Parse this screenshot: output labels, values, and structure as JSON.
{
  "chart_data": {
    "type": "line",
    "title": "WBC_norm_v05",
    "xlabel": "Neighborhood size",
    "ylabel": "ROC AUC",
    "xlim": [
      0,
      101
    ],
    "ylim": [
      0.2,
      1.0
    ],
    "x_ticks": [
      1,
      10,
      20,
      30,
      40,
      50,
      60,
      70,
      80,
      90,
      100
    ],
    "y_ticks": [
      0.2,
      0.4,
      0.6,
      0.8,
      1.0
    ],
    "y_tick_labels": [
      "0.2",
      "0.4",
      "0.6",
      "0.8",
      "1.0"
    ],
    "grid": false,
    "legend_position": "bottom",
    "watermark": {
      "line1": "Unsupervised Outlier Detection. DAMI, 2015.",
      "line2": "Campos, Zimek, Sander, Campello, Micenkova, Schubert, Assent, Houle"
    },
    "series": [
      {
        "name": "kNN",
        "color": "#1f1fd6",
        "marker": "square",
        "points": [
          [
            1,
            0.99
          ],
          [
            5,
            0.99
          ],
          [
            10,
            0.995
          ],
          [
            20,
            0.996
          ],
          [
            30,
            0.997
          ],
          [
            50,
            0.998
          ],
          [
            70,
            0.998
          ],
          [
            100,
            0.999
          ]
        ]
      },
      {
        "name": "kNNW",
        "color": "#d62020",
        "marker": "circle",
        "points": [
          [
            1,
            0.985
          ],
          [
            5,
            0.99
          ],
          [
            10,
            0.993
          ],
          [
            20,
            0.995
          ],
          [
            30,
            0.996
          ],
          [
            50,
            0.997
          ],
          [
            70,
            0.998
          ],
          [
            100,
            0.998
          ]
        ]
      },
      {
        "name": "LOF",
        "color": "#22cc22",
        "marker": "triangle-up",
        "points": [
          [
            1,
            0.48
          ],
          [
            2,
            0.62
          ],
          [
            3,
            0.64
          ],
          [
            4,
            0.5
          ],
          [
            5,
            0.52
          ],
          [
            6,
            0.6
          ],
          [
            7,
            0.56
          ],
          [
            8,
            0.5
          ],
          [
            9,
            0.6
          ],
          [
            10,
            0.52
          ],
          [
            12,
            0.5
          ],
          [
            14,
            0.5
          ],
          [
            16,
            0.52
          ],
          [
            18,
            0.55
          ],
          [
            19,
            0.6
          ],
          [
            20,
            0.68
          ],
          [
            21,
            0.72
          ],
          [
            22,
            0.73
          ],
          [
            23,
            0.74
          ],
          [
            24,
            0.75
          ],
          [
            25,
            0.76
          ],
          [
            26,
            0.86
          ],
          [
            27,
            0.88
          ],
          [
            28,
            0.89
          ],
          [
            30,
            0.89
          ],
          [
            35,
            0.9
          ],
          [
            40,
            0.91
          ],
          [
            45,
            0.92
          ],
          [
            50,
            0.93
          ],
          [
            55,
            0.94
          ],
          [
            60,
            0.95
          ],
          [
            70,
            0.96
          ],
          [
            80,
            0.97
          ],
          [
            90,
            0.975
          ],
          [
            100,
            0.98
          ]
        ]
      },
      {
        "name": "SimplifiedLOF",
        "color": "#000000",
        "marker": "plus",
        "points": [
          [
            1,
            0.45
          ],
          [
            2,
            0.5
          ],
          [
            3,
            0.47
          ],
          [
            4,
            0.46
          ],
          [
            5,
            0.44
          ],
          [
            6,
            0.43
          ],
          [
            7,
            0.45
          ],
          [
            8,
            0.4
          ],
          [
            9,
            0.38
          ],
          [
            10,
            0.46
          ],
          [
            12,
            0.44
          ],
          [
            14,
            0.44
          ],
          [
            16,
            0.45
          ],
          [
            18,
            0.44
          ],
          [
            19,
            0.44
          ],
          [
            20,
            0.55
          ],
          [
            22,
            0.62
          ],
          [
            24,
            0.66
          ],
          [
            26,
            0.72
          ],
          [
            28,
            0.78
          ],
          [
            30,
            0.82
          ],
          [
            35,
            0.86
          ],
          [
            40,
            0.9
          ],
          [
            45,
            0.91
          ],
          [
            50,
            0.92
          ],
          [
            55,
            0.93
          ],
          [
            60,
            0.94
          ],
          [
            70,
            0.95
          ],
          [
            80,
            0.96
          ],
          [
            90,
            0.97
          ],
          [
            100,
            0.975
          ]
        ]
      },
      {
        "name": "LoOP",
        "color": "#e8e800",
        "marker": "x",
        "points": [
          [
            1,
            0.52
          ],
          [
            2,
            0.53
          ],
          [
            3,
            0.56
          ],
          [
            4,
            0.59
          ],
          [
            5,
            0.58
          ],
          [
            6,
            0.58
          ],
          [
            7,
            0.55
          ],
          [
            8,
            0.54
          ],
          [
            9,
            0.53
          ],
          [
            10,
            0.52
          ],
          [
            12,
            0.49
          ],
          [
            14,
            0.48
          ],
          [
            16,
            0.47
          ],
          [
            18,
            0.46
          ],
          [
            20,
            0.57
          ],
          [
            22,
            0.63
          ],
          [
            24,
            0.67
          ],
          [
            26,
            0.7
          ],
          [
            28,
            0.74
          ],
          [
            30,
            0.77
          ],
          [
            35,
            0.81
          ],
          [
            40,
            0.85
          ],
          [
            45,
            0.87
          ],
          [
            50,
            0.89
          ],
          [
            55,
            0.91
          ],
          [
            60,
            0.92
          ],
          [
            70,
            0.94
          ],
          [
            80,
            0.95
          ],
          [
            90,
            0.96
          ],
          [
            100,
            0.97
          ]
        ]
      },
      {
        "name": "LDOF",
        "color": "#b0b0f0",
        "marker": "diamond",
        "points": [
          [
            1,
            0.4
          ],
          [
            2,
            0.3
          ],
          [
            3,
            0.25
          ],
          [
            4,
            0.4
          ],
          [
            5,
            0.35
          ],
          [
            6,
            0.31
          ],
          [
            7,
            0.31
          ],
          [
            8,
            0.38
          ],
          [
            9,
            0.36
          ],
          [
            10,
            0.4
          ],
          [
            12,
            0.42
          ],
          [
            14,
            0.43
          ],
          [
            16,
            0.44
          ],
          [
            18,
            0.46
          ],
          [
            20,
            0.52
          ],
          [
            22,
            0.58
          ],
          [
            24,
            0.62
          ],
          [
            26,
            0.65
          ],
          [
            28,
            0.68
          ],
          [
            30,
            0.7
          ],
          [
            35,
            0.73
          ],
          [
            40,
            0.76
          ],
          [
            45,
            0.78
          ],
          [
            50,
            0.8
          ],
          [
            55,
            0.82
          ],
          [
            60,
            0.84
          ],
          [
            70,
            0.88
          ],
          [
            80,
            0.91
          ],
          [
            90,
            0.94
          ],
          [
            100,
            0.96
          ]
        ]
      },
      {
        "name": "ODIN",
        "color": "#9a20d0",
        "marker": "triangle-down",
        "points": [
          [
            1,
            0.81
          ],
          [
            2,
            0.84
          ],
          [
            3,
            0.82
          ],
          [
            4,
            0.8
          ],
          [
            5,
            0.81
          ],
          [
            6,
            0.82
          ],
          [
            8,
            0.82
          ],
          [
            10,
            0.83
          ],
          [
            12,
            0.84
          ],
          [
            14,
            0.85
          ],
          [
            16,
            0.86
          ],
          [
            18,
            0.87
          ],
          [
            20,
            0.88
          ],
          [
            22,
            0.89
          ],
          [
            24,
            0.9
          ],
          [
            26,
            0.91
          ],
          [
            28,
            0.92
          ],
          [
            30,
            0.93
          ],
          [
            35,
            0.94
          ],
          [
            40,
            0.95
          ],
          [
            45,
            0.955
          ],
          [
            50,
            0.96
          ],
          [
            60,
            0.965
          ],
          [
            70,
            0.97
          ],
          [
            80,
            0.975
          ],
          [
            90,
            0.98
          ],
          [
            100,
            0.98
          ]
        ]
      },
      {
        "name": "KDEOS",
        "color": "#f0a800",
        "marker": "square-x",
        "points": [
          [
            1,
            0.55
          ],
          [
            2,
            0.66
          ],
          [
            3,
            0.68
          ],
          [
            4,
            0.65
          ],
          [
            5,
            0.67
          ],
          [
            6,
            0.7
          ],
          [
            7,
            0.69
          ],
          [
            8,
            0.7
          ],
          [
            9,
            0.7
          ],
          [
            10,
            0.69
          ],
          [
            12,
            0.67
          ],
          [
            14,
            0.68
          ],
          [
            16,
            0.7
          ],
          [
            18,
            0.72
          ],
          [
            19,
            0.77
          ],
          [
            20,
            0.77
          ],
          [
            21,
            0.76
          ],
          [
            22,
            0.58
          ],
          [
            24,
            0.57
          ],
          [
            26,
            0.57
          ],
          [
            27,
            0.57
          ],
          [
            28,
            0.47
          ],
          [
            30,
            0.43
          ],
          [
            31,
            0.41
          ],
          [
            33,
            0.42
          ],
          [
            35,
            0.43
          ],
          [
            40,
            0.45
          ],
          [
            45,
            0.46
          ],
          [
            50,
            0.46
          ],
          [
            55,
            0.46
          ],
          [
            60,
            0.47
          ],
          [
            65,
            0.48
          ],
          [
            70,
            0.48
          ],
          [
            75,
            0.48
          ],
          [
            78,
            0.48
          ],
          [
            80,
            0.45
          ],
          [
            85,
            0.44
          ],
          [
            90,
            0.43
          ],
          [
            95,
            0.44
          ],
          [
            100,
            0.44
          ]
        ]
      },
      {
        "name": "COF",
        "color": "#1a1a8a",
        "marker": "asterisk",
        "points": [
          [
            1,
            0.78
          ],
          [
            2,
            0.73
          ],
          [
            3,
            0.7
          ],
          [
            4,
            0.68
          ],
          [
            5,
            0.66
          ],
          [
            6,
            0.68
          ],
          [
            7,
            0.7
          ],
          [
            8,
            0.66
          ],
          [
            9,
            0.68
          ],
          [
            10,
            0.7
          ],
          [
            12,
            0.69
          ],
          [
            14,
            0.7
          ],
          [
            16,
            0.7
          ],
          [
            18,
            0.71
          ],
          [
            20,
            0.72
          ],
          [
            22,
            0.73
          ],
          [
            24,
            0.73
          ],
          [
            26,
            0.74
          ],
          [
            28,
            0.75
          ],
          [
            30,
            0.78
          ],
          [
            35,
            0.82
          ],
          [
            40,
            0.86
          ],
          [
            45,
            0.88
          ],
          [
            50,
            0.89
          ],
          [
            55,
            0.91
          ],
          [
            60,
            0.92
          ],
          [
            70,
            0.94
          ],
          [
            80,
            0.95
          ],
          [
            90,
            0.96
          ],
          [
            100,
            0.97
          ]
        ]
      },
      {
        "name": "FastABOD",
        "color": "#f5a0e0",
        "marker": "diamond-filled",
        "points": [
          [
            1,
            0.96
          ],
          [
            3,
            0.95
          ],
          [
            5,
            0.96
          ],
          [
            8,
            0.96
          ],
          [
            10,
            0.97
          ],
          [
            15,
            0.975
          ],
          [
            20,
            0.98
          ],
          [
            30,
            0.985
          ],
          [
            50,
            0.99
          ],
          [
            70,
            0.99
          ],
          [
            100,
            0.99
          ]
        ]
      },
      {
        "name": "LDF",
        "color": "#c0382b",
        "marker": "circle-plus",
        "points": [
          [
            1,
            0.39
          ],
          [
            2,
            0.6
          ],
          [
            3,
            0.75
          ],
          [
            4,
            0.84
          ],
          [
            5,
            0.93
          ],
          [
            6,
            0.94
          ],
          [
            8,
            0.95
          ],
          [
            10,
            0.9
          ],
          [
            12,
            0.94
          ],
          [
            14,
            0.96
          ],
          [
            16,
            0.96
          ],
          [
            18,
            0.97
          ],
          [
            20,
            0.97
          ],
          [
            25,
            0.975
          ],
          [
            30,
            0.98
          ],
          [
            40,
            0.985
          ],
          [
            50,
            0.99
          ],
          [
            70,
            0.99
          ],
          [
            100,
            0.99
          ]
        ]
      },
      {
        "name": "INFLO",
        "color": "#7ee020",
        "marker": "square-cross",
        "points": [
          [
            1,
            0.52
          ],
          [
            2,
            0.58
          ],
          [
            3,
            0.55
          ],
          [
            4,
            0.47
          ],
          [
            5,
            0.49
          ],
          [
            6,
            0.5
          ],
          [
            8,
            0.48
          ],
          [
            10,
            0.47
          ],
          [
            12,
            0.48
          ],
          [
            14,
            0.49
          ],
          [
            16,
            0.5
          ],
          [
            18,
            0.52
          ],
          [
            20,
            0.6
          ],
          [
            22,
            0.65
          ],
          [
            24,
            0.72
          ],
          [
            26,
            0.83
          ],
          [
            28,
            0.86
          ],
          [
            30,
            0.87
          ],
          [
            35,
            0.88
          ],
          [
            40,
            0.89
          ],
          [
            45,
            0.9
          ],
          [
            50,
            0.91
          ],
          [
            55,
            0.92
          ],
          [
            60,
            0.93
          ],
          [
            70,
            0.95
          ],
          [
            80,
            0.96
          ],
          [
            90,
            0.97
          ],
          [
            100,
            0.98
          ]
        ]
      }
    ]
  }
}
****************************************
# What to produce
For the listing above, identify each line bearing "marker".

# Exercise answer
        "marker": "square",
        "marker": "circle",
        "marker": "triangle-up",
        "marker": "plus",
        "marker": "x",
        "marker": "diamond",
        "marker": "triangle-down",
        "marker": "square-x",
        "marker": "asterisk",
        "marker": "diamond-filled",
        "marker": "circle-plus",
        "marker": "square-cross",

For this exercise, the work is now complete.